## [Records for processing]
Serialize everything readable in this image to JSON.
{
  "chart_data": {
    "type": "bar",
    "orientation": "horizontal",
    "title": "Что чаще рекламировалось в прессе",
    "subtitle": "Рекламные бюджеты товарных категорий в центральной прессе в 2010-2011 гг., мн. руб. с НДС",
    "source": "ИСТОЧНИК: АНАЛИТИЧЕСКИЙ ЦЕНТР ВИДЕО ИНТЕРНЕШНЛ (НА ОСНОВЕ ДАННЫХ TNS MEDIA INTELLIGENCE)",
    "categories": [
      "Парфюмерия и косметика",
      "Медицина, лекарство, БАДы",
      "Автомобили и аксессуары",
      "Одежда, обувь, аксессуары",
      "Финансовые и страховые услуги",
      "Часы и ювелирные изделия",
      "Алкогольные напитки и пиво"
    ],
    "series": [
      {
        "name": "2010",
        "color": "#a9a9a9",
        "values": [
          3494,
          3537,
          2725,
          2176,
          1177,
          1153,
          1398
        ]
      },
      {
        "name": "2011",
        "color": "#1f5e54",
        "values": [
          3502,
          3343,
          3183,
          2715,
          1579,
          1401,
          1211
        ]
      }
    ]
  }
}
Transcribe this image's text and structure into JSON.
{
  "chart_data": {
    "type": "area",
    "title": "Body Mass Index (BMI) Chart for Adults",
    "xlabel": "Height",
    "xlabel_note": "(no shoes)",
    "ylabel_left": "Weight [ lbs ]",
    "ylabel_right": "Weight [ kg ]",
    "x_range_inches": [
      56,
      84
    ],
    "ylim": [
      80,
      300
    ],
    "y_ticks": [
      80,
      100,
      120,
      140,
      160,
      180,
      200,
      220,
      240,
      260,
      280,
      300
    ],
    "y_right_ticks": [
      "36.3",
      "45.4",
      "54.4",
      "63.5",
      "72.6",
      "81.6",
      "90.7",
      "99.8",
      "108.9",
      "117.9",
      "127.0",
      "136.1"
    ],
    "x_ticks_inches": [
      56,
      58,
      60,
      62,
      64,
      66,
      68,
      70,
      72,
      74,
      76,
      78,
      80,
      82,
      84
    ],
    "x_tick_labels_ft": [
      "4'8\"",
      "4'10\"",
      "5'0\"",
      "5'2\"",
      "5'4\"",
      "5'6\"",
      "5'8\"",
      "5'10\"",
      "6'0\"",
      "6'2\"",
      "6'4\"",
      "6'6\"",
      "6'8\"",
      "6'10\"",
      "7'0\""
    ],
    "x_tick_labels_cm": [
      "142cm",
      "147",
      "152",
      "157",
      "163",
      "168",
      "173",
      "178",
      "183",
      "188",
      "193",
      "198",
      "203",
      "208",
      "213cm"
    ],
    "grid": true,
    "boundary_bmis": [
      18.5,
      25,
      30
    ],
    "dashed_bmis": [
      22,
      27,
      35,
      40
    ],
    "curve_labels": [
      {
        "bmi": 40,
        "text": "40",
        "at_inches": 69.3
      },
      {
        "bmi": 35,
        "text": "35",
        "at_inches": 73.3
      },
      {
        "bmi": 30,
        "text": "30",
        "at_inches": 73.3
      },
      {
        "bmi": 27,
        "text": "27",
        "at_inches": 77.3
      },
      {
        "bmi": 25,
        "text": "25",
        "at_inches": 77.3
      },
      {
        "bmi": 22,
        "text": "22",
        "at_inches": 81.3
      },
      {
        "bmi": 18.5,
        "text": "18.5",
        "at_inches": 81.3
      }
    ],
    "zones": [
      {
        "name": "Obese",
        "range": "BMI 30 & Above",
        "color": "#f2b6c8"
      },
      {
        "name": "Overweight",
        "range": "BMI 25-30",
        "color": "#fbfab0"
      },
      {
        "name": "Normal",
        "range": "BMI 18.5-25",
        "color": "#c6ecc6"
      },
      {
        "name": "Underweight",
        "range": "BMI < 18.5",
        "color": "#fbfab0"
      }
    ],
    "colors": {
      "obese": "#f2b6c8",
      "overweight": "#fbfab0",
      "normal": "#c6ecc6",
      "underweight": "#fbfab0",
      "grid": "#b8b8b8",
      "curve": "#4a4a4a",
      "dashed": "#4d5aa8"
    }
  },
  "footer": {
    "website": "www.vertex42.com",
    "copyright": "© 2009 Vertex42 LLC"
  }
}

## [What is required]
Write out every entry above, word for word.

## [Output of the task]
Serialize everything readable in this image to JSON.
{
  "chart_data": {
    "type": "bar",
    "orientation": "horizontal",
    "title": "Что чаще рекламировалось в прессе",
    "subtitle": "Рекламные бюджеты товарных категорий в центральной прессе в 2010-2011 гг., мн. руб. с НДС",
    "source": "ИСТОЧНИК: АНАЛИТИЧЕСКИЙ ЦЕНТР ВИДЕО ИНТЕРНЕШНЛ (НА ОСНОВЕ ДАННЫХ TNS MEDIA INTELLIGENCE)",
    "categories": [
      "Парфюмерия и косметика",
      "Медицина, лекарство, БАДы",
      "Автомобили и аксессуары",
      "Одежда, обувь, аксессуары",
      "Финансовые и страховые услуги",
      "Часы и ювелирные изделия",
      "Алкогольные напитки и пиво"
    ],
    "series": [
      {
        "name": "2010",
        "color": "#a9a9a9",
        "values": [
          3494,
          3537,
          2725,
          2176,
          1177,
          1153,
          1398
        ]
      },
      {
        "name": "2011",
        "color": "#1f5e54",
        "values": [
          3502,
          3343,
          3183,
          2715,
          1579,
          1401,
          1211
        ]
      }
    ]
  }
}
Transcribe this image's text and structure into JSON.
{
  "chart_data": {
    "type": "area",
    "title": "Body Mass Index (BMI) Chart for Adults",
    "xlabel": "Height",
    "xlabel_note": "(no shoes)",
    "ylabel_left": "Weight [ lbs ]",
    "ylabel_right": "Weight [ kg ]",
    "x_range_inches": [
      56,
      84
    ],
    "ylim": [
      80,
      300
    ],
    "y_ticks": [
      80,
      100,
      120,
      140,
      160,
      180,
      200,
      220,
      240,
      260,
      280,
      300
    ],
    "y_right_ticks": [
      "36.3",
      "45.4",
      "54.4",
      "63.5",
      "72.6",
      "81.6",
      "90.7",
      "99.8",
      "108.9",
      "117.9",
      "127.0",
      "136.1"
    ],
    "x_ticks_inches": [
      56,
      58,
      60,
      62,
      64,
      66,
      68,
      70,
      72,
      74,
      76,
      78,
      80,
      82,
      84
    ],
    "x_tick_labels_ft": [
      "4'8\"",
      "4'10\"",
      "5'0\"",
      "5'2\"",
      "5'4\"",
      "5'6\"",
      "5'8\"",
      "5'10\"",
      "6'0\"",
      "6'2\"",
      "6'4\"",
      "6'6\"",
      "6'8\"",
      "6'10\"",
      "7'0\""
    ],
    "x_tick_labels_cm": [
      "142cm",
      "147",
      "152",
      "157",
      "163",
      "168",
      "173",
      "178",
      "183",
      "188",
      "193",
      "198",
      "203",
      "208",
      "213cm"
    ],
    "grid": true,
    "boundary_bmis": [
      18.5,
      25,
      30
    ],
    "dashed_bmis": [
      22,
      27,
      35,
      40
    ],
    "curve_labels": [
      {
        "bmi": 40,
        "text": "40",
        "at_inches": 69.3
      },
      {
        "bmi": 35,
        "text": "35",
        "at_inches": 73.3
      },
      {
        "bmi": 30,
        "text": "30",
        "at_inches": 73.3
      },
      {
        "bmi": 27,
        "text": "27",
        "at_inches": 77.3
      },
      {
        "bmi": 25,
        "text": "25",
        "at_inches": 77.3
      },
      {
        "bmi": 22,
        "text": "22",
        "at_inches": 81.3
      },
      {
        "bmi": 18.5,
        "text": "18.5",
        "at_inches": 81.3
      }
    ],
    "zones": [
      {
        "name": "Obese",
        "range": "BMI 30 & Above",
        "color": "#f2b6c8"
      },
      {
        "name": "Overweight",
        "range": "BMI 25-30",
        "color": "#fbfab0"
      },
      {
        "name": "Normal",
        "range": "BMI 18.5-25",
        "color": "#c6ecc6"
      },
      {
        "name": "Underweight",
        "range": "BMI < 18.5",
        "color": "#fbfab0"
      }
    ],
    "colors": {
      "obese": "#f2b6c8",
      "overweight": "#fbfab0",
      "normal": "#c6ecc6",
      "underweight": "#fbfab0",
      "grid": "#b8b8b8",
      "curve": "#4a4a4a",
      "dashed": "#4d5aa8"
    }
  },
  "footer": {
    "website": "www.vertex42.com",
    "copyright": "© 2009 Vertex42 LLC"
  }
}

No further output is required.